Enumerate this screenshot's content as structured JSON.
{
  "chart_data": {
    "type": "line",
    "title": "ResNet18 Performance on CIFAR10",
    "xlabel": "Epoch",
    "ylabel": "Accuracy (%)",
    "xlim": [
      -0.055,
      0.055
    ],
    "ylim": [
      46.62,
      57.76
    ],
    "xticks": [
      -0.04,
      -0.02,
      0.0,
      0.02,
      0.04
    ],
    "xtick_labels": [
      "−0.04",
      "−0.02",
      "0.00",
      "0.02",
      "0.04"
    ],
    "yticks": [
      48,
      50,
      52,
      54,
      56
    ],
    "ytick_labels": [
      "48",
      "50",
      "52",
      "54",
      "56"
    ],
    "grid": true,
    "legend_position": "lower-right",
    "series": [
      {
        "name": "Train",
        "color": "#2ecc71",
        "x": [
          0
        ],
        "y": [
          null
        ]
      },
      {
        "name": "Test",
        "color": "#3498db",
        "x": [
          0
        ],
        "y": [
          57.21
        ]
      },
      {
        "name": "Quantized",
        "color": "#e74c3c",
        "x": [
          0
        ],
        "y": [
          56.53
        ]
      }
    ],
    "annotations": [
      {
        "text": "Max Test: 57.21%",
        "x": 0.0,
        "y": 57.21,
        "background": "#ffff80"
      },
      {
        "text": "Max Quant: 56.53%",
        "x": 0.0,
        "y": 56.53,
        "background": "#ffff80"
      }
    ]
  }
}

--- What to produce ---
Nothing should be left out: return all of the records exactly.

--- Exercise answer ---
Enumerate this screenshot's content as structured JSON.
{
  "chart_data": {
    "type": "line",
    "title": "ResNet18 Performance on CIFAR10",
    "xlabel": "Epoch",
    "ylabel": "Accuracy (%)",
    "xlim": [
      -0.055,
      0.055
    ],
    "ylim": [
      46.62,
      57.76
    ],
    "xticks": [
      -0.04,
      -0.02,
      0.0,
      0.02,
      0.04
    ],
    "xtick_labels": [
      "−0.04",
      "−0.02",
      "0.00",
      "0.02",
      "0.04"
    ],
    "yticks": [
      48,
      50,
      52,
      54,
      56
    ],
    "ytick_labels": [
      "48",
      "50",
      "52",
      "54",
      "56"
    ],
    "grid": true,
    "legend_position": "lower-right",
    "series": [
      {
        "name": "Train",
        "color": "#2ecc71",
        "x": [
          0
        ],
        "y": [
          null
        ]
      },
      {
        "name": "Test",
        "color": "#3498db",
        "x": [
          0
        ],
        "y": [
          57.21
        ]
      },
      {
        "name": "Quantized",
        "color": "#e74c3c",
        "x": [
          0
        ],
        "y": [
          56.53
        ]
      }
    ],
    "annotations": [
      {
        "text": "Max Test: 57.21%",
        "x": 0.0,
        "y": 57.21,
        "background": "#ffff80"
      },
      {
        "text": "Max Quant: 56.53%",
        "x": 0.0,
        "y": 56.53,
        "background": "#ffff80"
      }
    ]
  }
}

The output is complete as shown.